— start of Data provided —

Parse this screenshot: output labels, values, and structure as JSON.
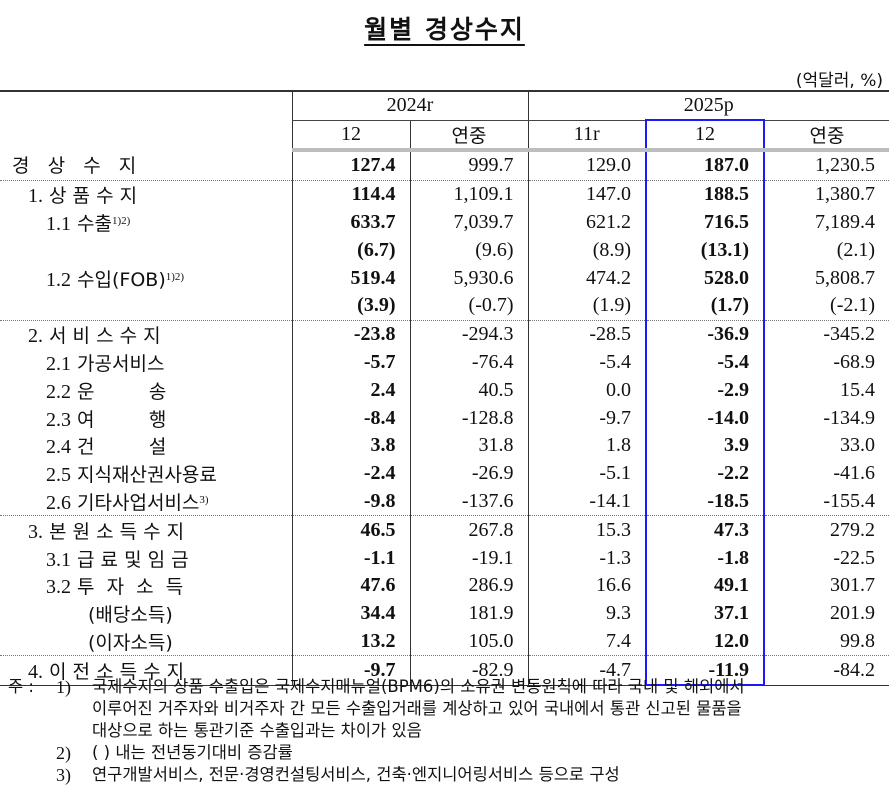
{
  "title": "월별 경상수지",
  "unit": "(억달러, %)",
  "header": {
    "years": [
      {
        "label": "2024r",
        "span": 2
      },
      {
        "label": "2025p",
        "span": 3
      }
    ],
    "columns": [
      "12",
      "연중",
      "11r",
      "12",
      "연중"
    ],
    "highlight_column_index": 4,
    "highlight_color": "#1a1aff"
  },
  "rows": [
    {
      "label": "경   상   수   지",
      "indent": 12,
      "values": [
        "127.4",
        "999.7",
        "129.0",
        "187.0",
        "1,230.5"
      ],
      "sep_before": false
    },
    {
      "label_num": "1.",
      "label": " 상 품 수 지",
      "indent": 28,
      "values": [
        "114.4",
        "1,109.1",
        "147.0",
        "188.5",
        "1,380.7"
      ],
      "sep_before": true
    },
    {
      "label_num": "1.1",
      "label": " 수출",
      "sup": "1)2)",
      "indent": 46,
      "values": [
        "633.7",
        "7,039.7",
        "621.2",
        "716.5",
        "7,189.4"
      ],
      "sep_before": false
    },
    {
      "label": "",
      "indent": 46,
      "values": [
        "(6.7)",
        "(9.6)",
        "(8.9)",
        "(13.1)",
        "(2.1)"
      ],
      "sep_before": false
    },
    {
      "label_num": "1.2",
      "label": " 수입(FOB)",
      "sup": "1)2)",
      "indent": 46,
      "values": [
        "519.4",
        "5,930.6",
        "474.2",
        "528.0",
        "5,808.7"
      ],
      "sep_before": false
    },
    {
      "label": "",
      "indent": 46,
      "values": [
        "(3.9)",
        "(-0.7)",
        "(1.9)",
        "(1.7)",
        "(-2.1)"
      ],
      "sep_before": false
    },
    {
      "label_num": "2.",
      "label": " 서 비 스 수 지",
      "indent": 28,
      "values": [
        "-23.8",
        "-294.3",
        "-28.5",
        "-36.9",
        "-345.2"
      ],
      "sep_before": true
    },
    {
      "label_num": "2.1",
      "label": " 가공서비스",
      "indent": 46,
      "values": [
        "-5.7",
        "-76.4",
        "-5.4",
        "-5.4",
        "-68.9"
      ],
      "sep_before": false
    },
    {
      "label_num": "2.2",
      "label": " 운         송",
      "indent": 46,
      "values": [
        "2.4",
        "40.5",
        "0.0",
        "-2.9",
        "15.4"
      ],
      "sep_before": false
    },
    {
      "label_num": "2.3",
      "label": " 여         행",
      "indent": 46,
      "values": [
        "-8.4",
        "-128.8",
        "-9.7",
        "-14.0",
        "-134.9"
      ],
      "sep_before": false
    },
    {
      "label_num": "2.4",
      "label": " 건         설",
      "indent": 46,
      "values": [
        "3.8",
        "31.8",
        "1.8",
        "3.9",
        "33.0"
      ],
      "sep_before": false
    },
    {
      "label_num": "2.5",
      "label": " 지식재산권사용료",
      "indent": 46,
      "values": [
        "-2.4",
        "-26.9",
        "-5.1",
        "-2.2",
        "-41.6"
      ],
      "sep_before": false
    },
    {
      "label_num": "2.6",
      "label": " 기타사업서비스",
      "sup": "3)",
      "indent": 46,
      "values": [
        "-9.8",
        "-137.6",
        "-14.1",
        "-18.5",
        "-155.4"
      ],
      "sep_before": false
    },
    {
      "label_num": "3.",
      "label": " 본 원 소 득 수 지",
      "indent": 28,
      "values": [
        "46.5",
        "267.8",
        "15.3",
        "47.3",
        "279.2"
      ],
      "sep_before": true
    },
    {
      "label_num": "3.1",
      "label": " 급 료 및 임 금",
      "indent": 46,
      "values": [
        "-1.1",
        "-19.1",
        "-1.3",
        "-1.8",
        "-22.5"
      ],
      "sep_before": false
    },
    {
      "label_num": "3.2",
      "label": " 투  자  소  득",
      "indent": 46,
      "values": [
        "47.6",
        "286.9",
        "16.6",
        "49.1",
        "301.7"
      ],
      "sep_before": false
    },
    {
      "label": "(배당소득)",
      "indent": 88,
      "values": [
        "34.4",
        "181.9",
        "9.3",
        "37.1",
        "201.9"
      ],
      "sep_before": false
    },
    {
      "label": "(이자소득)",
      "indent": 88,
      "values": [
        "13.2",
        "105.0",
        "7.4",
        "12.0",
        "99.8"
      ],
      "sep_before": false
    },
    {
      "label_num": "4.",
      "label": " 이 전 소 득 수 지",
      "indent": 28,
      "values": [
        "-9.7",
        "-82.9",
        "-4.7",
        "-11.9",
        "-84.2"
      ],
      "sep_before": true
    }
  ],
  "notes": {
    "prefix": "주 :",
    "items": [
      {
        "num": "1)",
        "lines": [
          "국제수지의 상품 수출입은 국제수지매뉴얼(BPM6)의 소유권 변동원칙에 따라 국내 및 해외에서",
          "이루어진 거주자와 비거주자 간 모든 수출입거래를 계상하고 있어 국내에서 통관 신고된 물품을",
          "대상으로 하는 통관기준 수출입과는 차이가 있음"
        ]
      },
      {
        "num": "2)",
        "lines": [
          "(   ) 내는 전년동기대비 증감률"
        ]
      },
      {
        "num": "3)",
        "lines": [
          "연구개발서비스, 전문·경영컨설팅서비스, 건축·엔지니어링서비스 등으로 구성"
        ]
      }
    ]
  }
}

— end of Data provided —

● Task to complete
Print out the material word for word, omitting the pictures.

● Expected answer
Parse this screenshot: output labels, values, and structure as JSON.
{
  "title": "월별 경상수지",
  "unit": "(억달러, %)",
  "header": {
    "years": [
      {
        "label": "2024r",
        "span": 2
      },
      {
        "label": "2025p",
        "span": 3
      }
    ],
    "columns": [
      "12",
      "연중",
      "11r",
      "12",
      "연중"
    ],
    "highlight_column_index": 4,
    "highlight_color": "#1a1aff"
  },
  "rows": [
    {
      "label": "경   상   수   지",
      "indent": 12,
      "values": [
        "127.4",
        "999.7",
        "129.0",
        "187.0",
        "1,230.5"
      ],
      "sep_before": false
    },
    {
      "label_num": "1.",
      "label": " 상 품 수 지",
      "indent": 28,
      "values": [
        "114.4",
        "1,109.1",
        "147.0",
        "188.5",
        "1,380.7"
      ],
      "sep_before": true
    },
    {
      "label_num": "1.1",
      "label": " 수출",
      "sup": "1)2)",
      "indent": 46,
      "values": [
        "633.7",
        "7,039.7",
        "621.2",
        "716.5",
        "7,189.4"
      ],
      "sep_before": false
    },
    {
      "label": "",
      "indent": 46,
      "values": [
        "(6.7)",
        "(9.6)",
        "(8.9)",
        "(13.1)",
        "(2.1)"
      ],
      "sep_before": false
    },
    {
      "label_num": "1.2",
      "label": " 수입(FOB)",
      "sup": "1)2)",
      "indent": 46,
      "values": [
        "519.4",
        "5,930.6",
        "474.2",
        "528.0",
        "5,808.7"
      ],
      "sep_before": false
    },
    {
      "label": "",
      "indent": 46,
      "values": [
        "(3.9)",
        "(-0.7)",
        "(1.9)",
        "(1.7)",
        "(-2.1)"
      ],
      "sep_before": false
    },
    {
      "label_num": "2.",
      "label": " 서 비 스 수 지",
      "indent": 28,
      "values": [
        "-23.8",
        "-294.3",
        "-28.5",
        "-36.9",
        "-345.2"
      ],
      "sep_before": true
    },
    {
      "label_num": "2.1",
      "label": " 가공서비스",
      "indent": 46,
      "values": [
        "-5.7",
        "-76.4",
        "-5.4",
        "-5.4",
        "-68.9"
      ],
      "sep_before": false
    },
    {
      "label_num": "2.2",
      "label": " 운         송",
      "indent": 46,
      "values": [
        "2.4",
        "40.5",
        "0.0",
        "-2.9",
        "15.4"
      ],
      "sep_before": false
    },
    {
      "label_num": "2.3",
      "label": " 여         행",
      "indent": 46,
      "values": [
        "-8.4",
        "-128.8",
        "-9.7",
        "-14.0",
        "-134.9"
      ],
      "sep_before": false
    },
    {
      "label_num": "2.4",
      "label": " 건         설",
      "indent": 46,
      "values": [
        "3.8",
        "31.8",
        "1.8",
        "3.9",
        "33.0"
      ],
      "sep_before": false
    },
    {
      "label_num": "2.5",
      "label": " 지식재산권사용료",
      "indent": 46,
      "values": [
        "-2.4",
        "-26.9",
        "-5.1",
        "-2.2",
        "-41.6"
      ],
      "sep_before": false
    },
    {
      "label_num": "2.6",
      "label": " 기타사업서비스",
      "sup": "3)",
      "indent": 46,
      "values": [
        "-9.8",
        "-137.6",
        "-14.1",
        "-18.5",
        "-155.4"
      ],
      "sep_before": false
    },
    {
      "label_num": "3.",
      "label": " 본 원 소 득 수 지",
      "indent": 28,
      "values": [
        "46.5",
        "267.8",
        "15.3",
        "47.3",
        "279.2"
      ],
      "sep_before": true
    },
    {
      "label_num": "3.1",
      "label": " 급 료 및 임 금",
      "indent": 46,
      "values": [
        "-1.1",
        "-19.1",
        "-1.3",
        "-1.8",
        "-22.5"
      ],
      "sep_before": false
    },
    {
      "label_num": "3.2",
      "label": " 투  자  소  득",
      "indent": 46,
      "values": [
        "47.6",
        "286.9",
        "16.6",
        "49.1",
        "301.7"
      ],
      "sep_before": false
    },
    {
      "label": "(배당소득)",
      "indent": 88,
      "values": [
        "34.4",
        "181.9",
        "9.3",
        "37.1",
        "201.9"
      ],
      "sep_before": false
    },
    {
      "label": "(이자소득)",
      "indent": 88,
      "values": [
        "13.2",
        "105.0",
        "7.4",
        "12.0",
        "99.8"
      ],
      "sep_before": false
    },
    {
      "label_num": "4.",
      "label": " 이 전 소 득 수 지",
      "indent": 28,
      "values": [
        "-9.7",
        "-82.9",
        "-4.7",
        "-11.9",
        "-84.2"
      ],
      "sep_before": true
    }
  ],
  "notes": {
    "prefix": "주 :",
    "items": [
      {
        "num": "1)",
        "lines": [
          "국제수지의 상품 수출입은 국제수지매뉴얼(BPM6)의 소유권 변동원칙에 따라 국내 및 해외에서",
          "이루어진 거주자와 비거주자 간 모든 수출입거래를 계상하고 있어 국내에서 통관 신고된 물품을",
          "대상으로 하는 통관기준 수출입과는 차이가 있음"
        ]
      },
      {
        "num": "2)",
        "lines": [
          "(   ) 내는 전년동기대비 증감률"
        ]
      },
      {
        "num": "3)",
        "lines": [
          "연구개발서비스, 전문·경영컨설팅서비스, 건축·엔지니어링서비스 등으로 구성"
        ]
      }
    ]
  }
}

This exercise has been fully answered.